Set problem = Pull out every line with the word "number".

Input =
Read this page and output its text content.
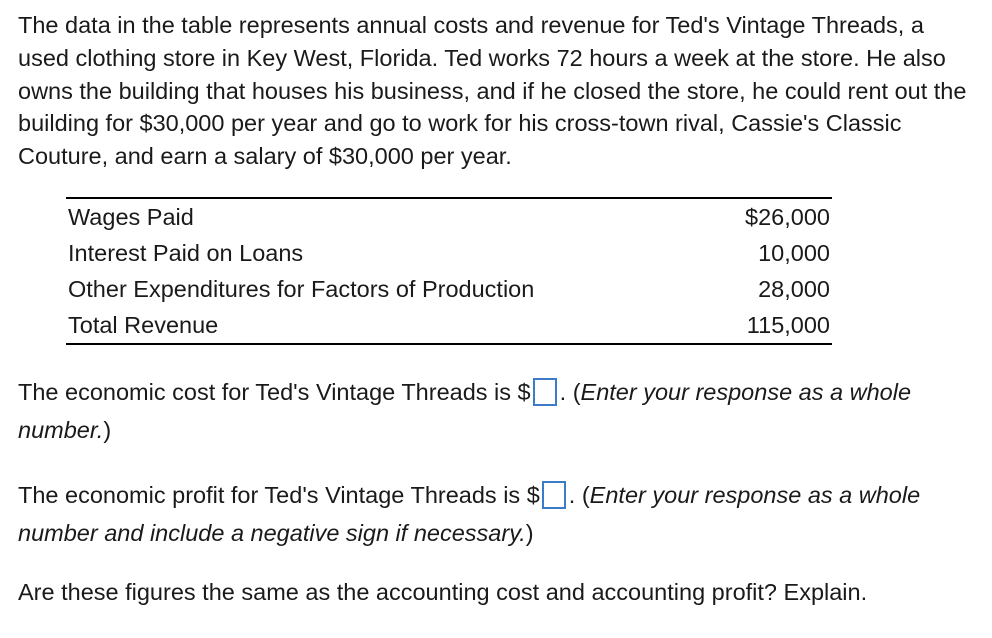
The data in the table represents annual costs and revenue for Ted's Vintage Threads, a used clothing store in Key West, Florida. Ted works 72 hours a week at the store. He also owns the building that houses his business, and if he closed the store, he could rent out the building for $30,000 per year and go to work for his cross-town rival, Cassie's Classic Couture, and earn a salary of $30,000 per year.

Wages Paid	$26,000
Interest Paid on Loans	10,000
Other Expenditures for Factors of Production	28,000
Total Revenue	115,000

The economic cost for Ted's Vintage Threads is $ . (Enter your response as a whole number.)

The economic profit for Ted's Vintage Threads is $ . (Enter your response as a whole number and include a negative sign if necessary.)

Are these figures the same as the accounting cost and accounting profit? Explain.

---

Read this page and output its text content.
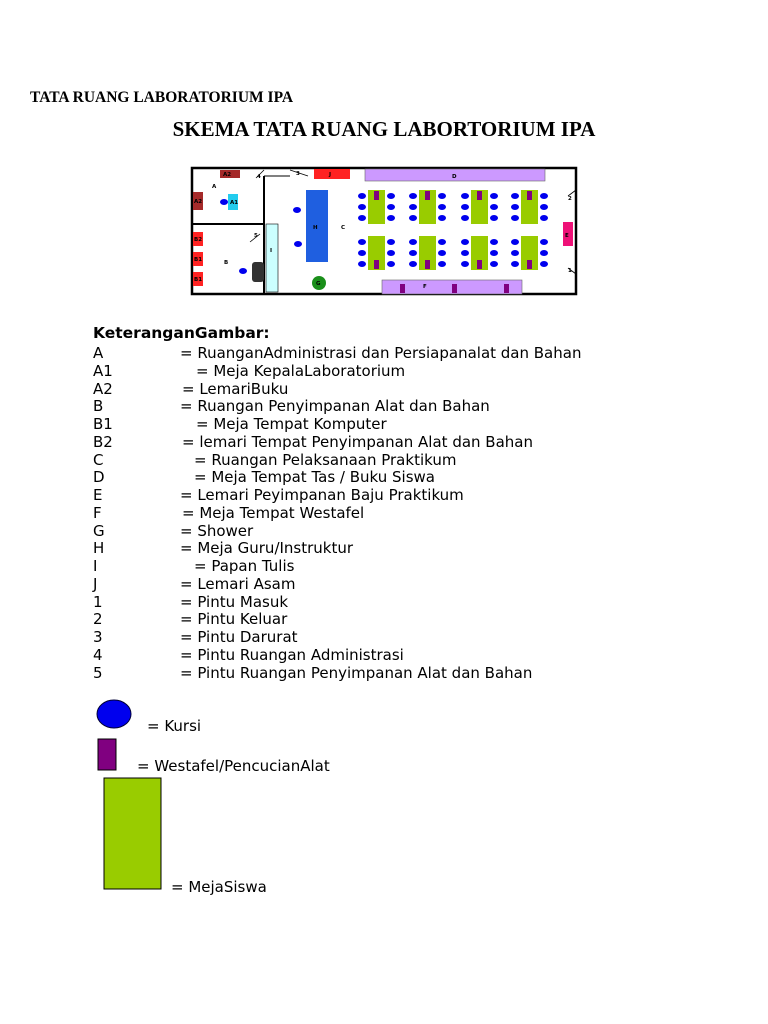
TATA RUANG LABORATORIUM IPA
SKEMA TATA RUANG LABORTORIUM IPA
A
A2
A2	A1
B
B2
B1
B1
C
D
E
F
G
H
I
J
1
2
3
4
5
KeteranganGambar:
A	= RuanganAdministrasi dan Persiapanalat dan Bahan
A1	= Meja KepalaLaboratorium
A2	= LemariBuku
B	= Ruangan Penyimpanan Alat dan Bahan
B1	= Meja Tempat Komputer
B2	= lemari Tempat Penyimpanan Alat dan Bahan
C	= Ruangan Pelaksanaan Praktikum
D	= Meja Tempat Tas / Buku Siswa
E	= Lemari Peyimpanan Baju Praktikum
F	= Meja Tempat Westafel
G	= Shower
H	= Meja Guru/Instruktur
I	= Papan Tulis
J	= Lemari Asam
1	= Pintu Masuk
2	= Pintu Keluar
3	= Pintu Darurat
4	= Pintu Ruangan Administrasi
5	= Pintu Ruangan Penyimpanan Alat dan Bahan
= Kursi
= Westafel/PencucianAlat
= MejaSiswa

Answer below =
The economic cost for Ted's Vintage Threads is $ . (Enter your response as a whole number.)
The economic profit for Ted's Vintage Threads is $ . (Enter your response as a whole number and include a negative sign if necessary.)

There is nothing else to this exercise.